- WHAT TO WORK ON -
Could you rewrite the listing below with every "chevron-right-icon" switched to "arrow-right-icon" and nothing else changed?

- Spatial layout entries -
>> BEGIN
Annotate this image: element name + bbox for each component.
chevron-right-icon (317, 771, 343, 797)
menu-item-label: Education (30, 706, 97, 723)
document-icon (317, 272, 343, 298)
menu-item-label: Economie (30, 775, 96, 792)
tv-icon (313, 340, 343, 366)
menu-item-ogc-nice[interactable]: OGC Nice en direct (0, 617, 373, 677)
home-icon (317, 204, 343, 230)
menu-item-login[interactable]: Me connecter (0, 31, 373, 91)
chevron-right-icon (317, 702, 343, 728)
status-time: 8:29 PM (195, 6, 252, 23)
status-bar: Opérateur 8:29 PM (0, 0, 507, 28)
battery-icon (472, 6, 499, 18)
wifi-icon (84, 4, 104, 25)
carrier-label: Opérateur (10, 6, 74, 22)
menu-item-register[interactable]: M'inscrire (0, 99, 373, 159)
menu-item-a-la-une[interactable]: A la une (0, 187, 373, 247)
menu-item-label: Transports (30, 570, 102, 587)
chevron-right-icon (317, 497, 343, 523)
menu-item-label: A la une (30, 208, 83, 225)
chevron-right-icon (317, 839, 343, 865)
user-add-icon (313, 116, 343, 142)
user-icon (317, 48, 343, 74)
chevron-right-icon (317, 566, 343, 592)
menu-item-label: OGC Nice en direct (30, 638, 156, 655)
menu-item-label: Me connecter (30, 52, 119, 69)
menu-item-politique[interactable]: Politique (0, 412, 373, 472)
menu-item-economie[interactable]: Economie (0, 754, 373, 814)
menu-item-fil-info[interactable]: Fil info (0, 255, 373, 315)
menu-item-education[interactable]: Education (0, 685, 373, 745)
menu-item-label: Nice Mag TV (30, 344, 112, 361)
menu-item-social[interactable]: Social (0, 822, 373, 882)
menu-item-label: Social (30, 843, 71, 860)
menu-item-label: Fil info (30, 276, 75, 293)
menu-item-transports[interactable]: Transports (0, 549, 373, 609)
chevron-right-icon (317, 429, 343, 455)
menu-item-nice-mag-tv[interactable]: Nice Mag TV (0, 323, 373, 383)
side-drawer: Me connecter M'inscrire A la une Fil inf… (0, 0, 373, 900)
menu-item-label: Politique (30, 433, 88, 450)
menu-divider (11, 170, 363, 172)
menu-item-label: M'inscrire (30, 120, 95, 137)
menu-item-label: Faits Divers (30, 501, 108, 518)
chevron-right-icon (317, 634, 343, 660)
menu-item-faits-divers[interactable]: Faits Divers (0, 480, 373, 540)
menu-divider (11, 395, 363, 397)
>> END
- EXERCISE RESULT -
Annotate this image: element name + bbox for each component.
arrow-right-icon (317, 771, 343, 797)
menu-item-label: Education (30, 706, 97, 723)
document-icon (317, 272, 343, 298)
menu-item-label: Economie (30, 775, 96, 792)
tv-icon (313, 340, 343, 366)
menu-item-ogc-nice[interactable]: OGC Nice en direct (0, 617, 373, 677)
home-icon (317, 204, 343, 230)
menu-item-login[interactable]: Me connecter (0, 31, 373, 91)
arrow-right-icon (317, 702, 343, 728)
status-time: 8:29 PM (195, 6, 252, 23)
status-bar: Opérateur 8:29 PM (0, 0, 507, 28)
battery-icon (472, 6, 499, 18)
wifi-icon (84, 4, 104, 25)
carrier-label: Opérateur (10, 6, 74, 22)
menu-item-register[interactable]: M'inscrire (0, 99, 373, 159)
menu-item-a-la-une[interactable]: A la une (0, 187, 373, 247)
menu-item-label: Transports (30, 570, 102, 587)
arrow-right-icon (317, 497, 343, 523)
menu-item-label: A la une (30, 208, 83, 225)
arrow-right-icon (317, 839, 343, 865)
user-add-icon (313, 116, 343, 142)
user-icon (317, 48, 343, 74)
arrow-right-icon (317, 566, 343, 592)
menu-item-label: OGC Nice en direct (30, 638, 156, 655)
menu-item-label: Me connecter (30, 52, 119, 69)
menu-item-politique[interactable]: Politique (0, 412, 373, 472)
menu-item-economie[interactable]: Economie (0, 754, 373, 814)
menu-item-fil-info[interactable]: Fil info (0, 255, 373, 315)
menu-item-education[interactable]: Education (0, 685, 373, 745)
menu-item-label: Nice Mag TV (30, 344, 112, 361)
menu-item-social[interactable]: Social (0, 822, 373, 882)
menu-item-label: Social (30, 843, 71, 860)
menu-item-label: Fil info (30, 276, 75, 293)
menu-item-transports[interactable]: Transports (0, 549, 373, 609)
arrow-right-icon (317, 429, 343, 455)
menu-item-nice-mag-tv[interactable]: Nice Mag TV (0, 323, 373, 383)
side-drawer: Me connecter M'inscrire A la une Fil inf… (0, 0, 373, 900)
menu-item-label: Politique (30, 433, 88, 450)
menu-divider (11, 170, 363, 172)
menu-item-label: M'inscrire (30, 120, 95, 137)
menu-item-label: Faits Divers (30, 501, 108, 518)
arrow-right-icon (317, 634, 343, 660)
menu-item-faits-divers[interactable]: Faits Divers (0, 480, 373, 540)
menu-divider (11, 395, 363, 397)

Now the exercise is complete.